▶ _Exercise directions_: Would you mind restating all of the records word for word, skipping the pictures?

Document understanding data
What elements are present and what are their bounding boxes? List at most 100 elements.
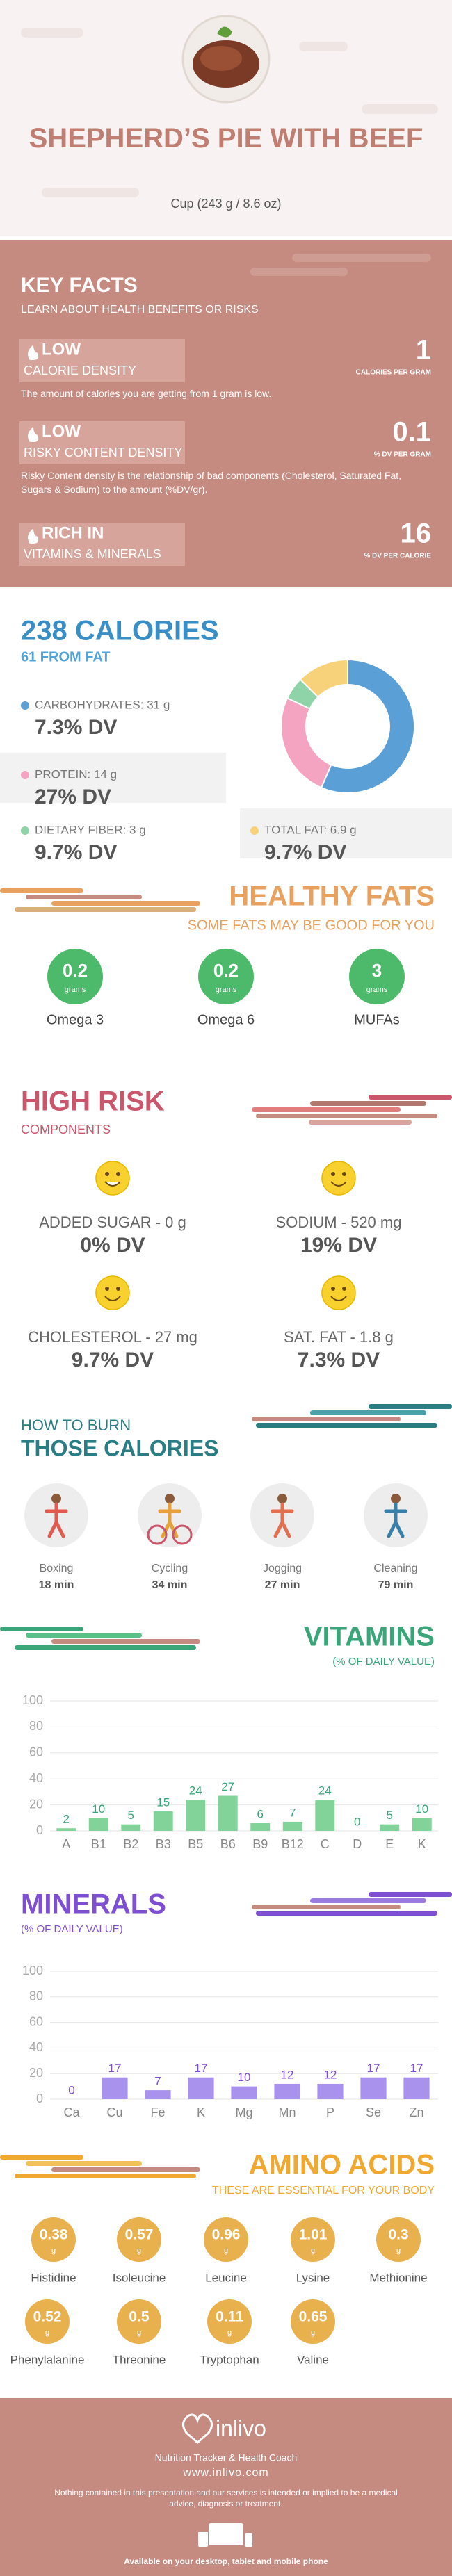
fact-description-box: Risky Content density is the relationshi… xyxy=(21,470,401,495)
activity-figure xyxy=(271,1502,294,1538)
data-label: 15 xyxy=(156,1795,170,1809)
amino-value: 0.3 xyxy=(388,2227,408,2243)
decorative-stripe xyxy=(51,901,200,906)
y-tick-label: 80 xyxy=(29,1719,43,1733)
data-label: 7 xyxy=(289,1806,296,1819)
nutrient-dot xyxy=(250,826,259,835)
emoji-eye xyxy=(105,1287,109,1291)
data-label: 17 xyxy=(108,2062,122,2075)
data-label: 17 xyxy=(410,2062,423,2075)
data-label: 5 xyxy=(128,1809,134,1822)
bar xyxy=(153,1811,173,1831)
fact-label-box xyxy=(19,421,185,464)
minerals-subtitle: (% OF DAILY VALUE) xyxy=(21,1923,123,1935)
fact-icon xyxy=(28,345,39,360)
disclaimer: Nothing contained in this presentation a… xyxy=(54,2488,398,2509)
x-tick-label: K xyxy=(197,2105,205,2119)
fat-circle xyxy=(349,949,405,1004)
data-label: 10 xyxy=(92,1802,105,1816)
decorative-stripe xyxy=(51,2167,200,2172)
y-tick-label: 40 xyxy=(29,2040,43,2054)
header-decoration xyxy=(21,28,83,38)
key-facts-decoration xyxy=(250,268,348,276)
amino-name: Tryptophan xyxy=(200,2353,259,2366)
amino-value: 0.65 xyxy=(299,2309,328,2325)
high-risk-title: HIGH RISK xyxy=(21,1086,165,1117)
calories-title: 238 CALORIES xyxy=(21,616,219,646)
data-label: 10 xyxy=(238,2071,251,2084)
x-tick-label: E xyxy=(385,1837,394,1851)
page-title: SHEPHERD’S PIE WITH BEEF xyxy=(29,123,423,154)
emoji-mouth xyxy=(104,1181,121,1187)
risk-label: SODIUM - 520 mg xyxy=(276,1214,402,1231)
decorative-stripe xyxy=(256,1911,437,1916)
decorative-stripe xyxy=(26,1633,142,1638)
decorative-stripe xyxy=(252,1905,401,1909)
data-label: 5 xyxy=(387,1809,393,1822)
bar xyxy=(403,2077,430,2099)
x-tick-label: B5 xyxy=(188,1837,203,1851)
x-tick-label: C xyxy=(321,1837,330,1851)
decorative-stripe xyxy=(51,1639,200,1644)
decorative-stripe xyxy=(256,1114,437,1118)
nutrient-highlight xyxy=(240,808,452,858)
emoji-face xyxy=(321,1275,356,1310)
decorative-stripe xyxy=(369,1892,452,1897)
bar xyxy=(121,1824,141,1831)
x-tick-label: Fe xyxy=(150,2105,165,2119)
nutrient-dv: 7.3% DV xyxy=(35,716,117,739)
amino-unit: g xyxy=(227,2329,232,2337)
risk-dv: 9.7% DV xyxy=(72,1348,154,1371)
nutrient-label: PROTEIN: 14 g xyxy=(35,767,117,781)
activity-figure xyxy=(384,1502,407,1538)
donut-slice xyxy=(320,658,415,794)
minerals-title: MINERALS xyxy=(21,1889,166,1920)
donut-slice xyxy=(299,658,348,699)
amino-value: 0.96 xyxy=(212,2227,241,2243)
fact-level: LOW xyxy=(42,340,81,359)
amino-circle xyxy=(291,2299,335,2344)
amino-name: Methionine xyxy=(369,2271,427,2284)
nutrient-highlight xyxy=(0,753,226,803)
emoji-eye xyxy=(342,1172,346,1176)
amino-circle xyxy=(117,2299,161,2344)
decorative-stripe xyxy=(256,1423,437,1428)
bike-wheel xyxy=(172,1524,193,1545)
bar xyxy=(315,1800,335,1831)
y-tick-label: 60 xyxy=(29,2014,43,2028)
y-tick-label: 20 xyxy=(29,2066,43,2080)
vitamins-title: VITAMINS xyxy=(304,1622,435,1652)
bar xyxy=(145,2090,171,2099)
decorative-stripe xyxy=(0,1627,83,1631)
decorative-stripe xyxy=(26,2161,142,2166)
nutrient-dv: 9.7% DV xyxy=(264,841,346,864)
device-icon xyxy=(209,2523,243,2545)
bar xyxy=(102,2077,128,2099)
activity-duration: 18 min xyxy=(39,1579,74,1591)
fat-unit: grams xyxy=(65,986,86,994)
decorative-stripe xyxy=(0,888,83,893)
data-label: 0 xyxy=(68,2083,74,2096)
fat-value: 0.2 xyxy=(63,960,88,981)
amino-name: Leucine xyxy=(205,2271,247,2284)
fat-name: MUFAs xyxy=(354,1012,400,1027)
x-tick-label: K xyxy=(418,1837,426,1851)
burn-title: HOW TO BURN xyxy=(21,1417,131,1434)
page-title-box: SHEPHERD’S PIE WITH BEEF xyxy=(29,123,423,154)
x-tick-label: Mg xyxy=(235,2105,252,2119)
y-tick-label: 100 xyxy=(22,1964,43,1978)
amino-value: 0.52 xyxy=(33,2309,62,2325)
data-label: 24 xyxy=(189,1784,202,1798)
activity-figure xyxy=(158,1502,181,1538)
data-label: 7 xyxy=(154,2075,161,2088)
brand-name: inlivo xyxy=(216,2415,266,2440)
fact-label-box xyxy=(19,523,185,566)
availability: Available on your desktop, tablet and mo… xyxy=(124,2557,328,2566)
x-tick-label: B6 xyxy=(220,1837,236,1851)
activity-name: Jogging xyxy=(263,1563,302,1574)
amino-name: Lysine xyxy=(296,2271,330,2284)
x-tick-label: Mn xyxy=(278,2105,296,2119)
x-tick-label: B12 xyxy=(282,1837,304,1851)
food-image-highlight xyxy=(200,46,242,71)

▶ _Problem solution_:
What elements are present and what are their bounding boxes? List at most 100 elements.
fact-description-box: Risky Content density is the relationshi… xyxy=(21,470,401,495)
activity-figure xyxy=(271,1502,294,1538)
data-label: 15 xyxy=(156,1795,170,1809)
amino-value: 0.3 xyxy=(388,2227,408,2243)
decorative-stripe xyxy=(51,901,200,906)
y-tick-label: 80 xyxy=(29,1719,43,1733)
data-label: 7 xyxy=(289,1806,296,1819)
nutrient-dot xyxy=(250,826,259,835)
emoji-eye xyxy=(105,1287,109,1291)
data-label: 17 xyxy=(108,2062,122,2075)
data-label: 17 xyxy=(410,2062,423,2075)
data-label: 5 xyxy=(128,1809,134,1822)
bar xyxy=(153,1811,173,1831)
fact-label-box xyxy=(19,421,185,464)
minerals-subtitle: (% OF DAILY VALUE) xyxy=(21,1923,123,1935)
fact-icon xyxy=(28,345,39,360)
disclaimer: Nothing contained in this presentation a… xyxy=(54,2488,398,2509)
x-tick-label: K xyxy=(197,2105,205,2119)
fat-circle xyxy=(349,949,405,1004)
data-label: 10 xyxy=(92,1802,105,1816)
decorative-stripe xyxy=(51,2167,200,2172)
y-tick-label: 40 xyxy=(29,2040,43,2054)
header-decoration xyxy=(21,28,83,38)
key-facts-decoration xyxy=(250,268,348,276)
amino-name: Tryptophan xyxy=(200,2353,259,2366)
amino-value: 0.65 xyxy=(299,2309,328,2325)
high-risk-title: HIGH RISK xyxy=(21,1086,165,1117)
calories-title: 238 CALORIES xyxy=(21,616,219,646)
data-label: 10 xyxy=(238,2071,251,2084)
x-tick-label: E xyxy=(385,1837,394,1851)
page-title: SHEPHERD’S PIE WITH BEEF xyxy=(29,123,423,154)
emoji-mouth xyxy=(104,1181,121,1187)
risk-label: SODIUM - 520 mg xyxy=(276,1214,402,1231)
decorative-stripe xyxy=(256,1911,437,1916)
decorative-stripe xyxy=(26,1633,142,1638)
decorative-stripe xyxy=(252,1905,401,1909)
data-label: 5 xyxy=(387,1809,393,1822)
bar xyxy=(403,2077,430,2099)
x-tick-label: B5 xyxy=(188,1837,203,1851)
x-tick-label: C xyxy=(321,1837,330,1851)
decorative-stripe xyxy=(51,1639,200,1644)
decorative-stripe xyxy=(256,1114,437,1118)
nutrient-highlight xyxy=(240,808,452,858)
emoji-face xyxy=(321,1275,356,1310)
decorative-stripe xyxy=(369,1892,452,1897)
bar xyxy=(121,1824,141,1831)
x-tick-label: Fe xyxy=(150,2105,165,2119)
nutrient-dv: 7.3% DV xyxy=(35,716,117,739)
amino-unit: g xyxy=(227,2329,232,2337)
risk-dv: 9.7% DV xyxy=(72,1348,154,1371)
nutrient-label: PROTEIN: 14 g xyxy=(35,767,117,781)
activity-figure xyxy=(384,1502,407,1538)
donut-slice xyxy=(320,658,415,794)
minerals-title: MINERALS xyxy=(21,1889,166,1920)
donut-slice xyxy=(299,658,348,699)
amino-value: 0.96 xyxy=(212,2227,241,2243)
fact-level: LOW xyxy=(42,340,81,359)
amino-circle xyxy=(291,2299,335,2344)
amino-name: Methionine xyxy=(369,2271,427,2284)
nutrient-highlight xyxy=(0,753,226,803)
emoji-eye xyxy=(342,1172,346,1176)
amino-circle xyxy=(117,2299,161,2344)
decorative-stripe xyxy=(256,1423,437,1428)
bike-wheel xyxy=(172,1524,193,1545)
bar xyxy=(315,1800,335,1831)
y-tick-label: 60 xyxy=(29,2014,43,2028)
y-tick-label: 20 xyxy=(29,2066,43,2080)
vitamins-title: VITAMINS xyxy=(304,1622,435,1652)
bar xyxy=(145,2090,171,2099)
decorative-stripe xyxy=(0,1627,83,1631)
decorative-stripe xyxy=(26,2161,142,2166)
nutrient-dv: 9.7% DV xyxy=(264,841,346,864)
device-icon xyxy=(209,2523,243,2545)
bar xyxy=(102,2077,128,2099)
activity-duration: 18 min xyxy=(39,1579,74,1591)
fat-unit: grams xyxy=(65,986,86,994)
decorative-stripe xyxy=(0,888,83,893)
data-label: 0 xyxy=(68,2083,74,2096)
fat-value: 0.2 xyxy=(63,960,88,981)
amino-name: Leucine xyxy=(205,2271,247,2284)
fat-name: MUFAs xyxy=(354,1012,400,1027)
x-tick-label: K xyxy=(418,1837,426,1851)
burn-title: HOW TO BURN xyxy=(21,1417,131,1434)
page-title-box: SHEPHERD’S PIE WITH BEEF xyxy=(29,123,423,154)
x-tick-label: Mg xyxy=(235,2105,252,2119)
y-tick-label: 100 xyxy=(22,1964,43,1978)
amino-value: 0.52 xyxy=(33,2309,62,2325)
data-label: 24 xyxy=(189,1784,202,1798)
activity-figure xyxy=(158,1502,181,1538)
data-label: 7 xyxy=(154,2075,161,2088)
brand-name: inlivo xyxy=(216,2415,266,2440)
fact-label-box xyxy=(19,523,185,566)
availability: Available on your desktop, tablet and mo… xyxy=(124,2557,328,2566)
x-tick-label: B6 xyxy=(220,1837,236,1851)
activity-name: Jogging xyxy=(263,1563,302,1574)
amino-name: Lysine xyxy=(296,2271,330,2284)
x-tick-label: Mn xyxy=(278,2105,296,2119)
x-tick-label: B12 xyxy=(282,1837,304,1851)
food-image-highlight xyxy=(200,46,242,71)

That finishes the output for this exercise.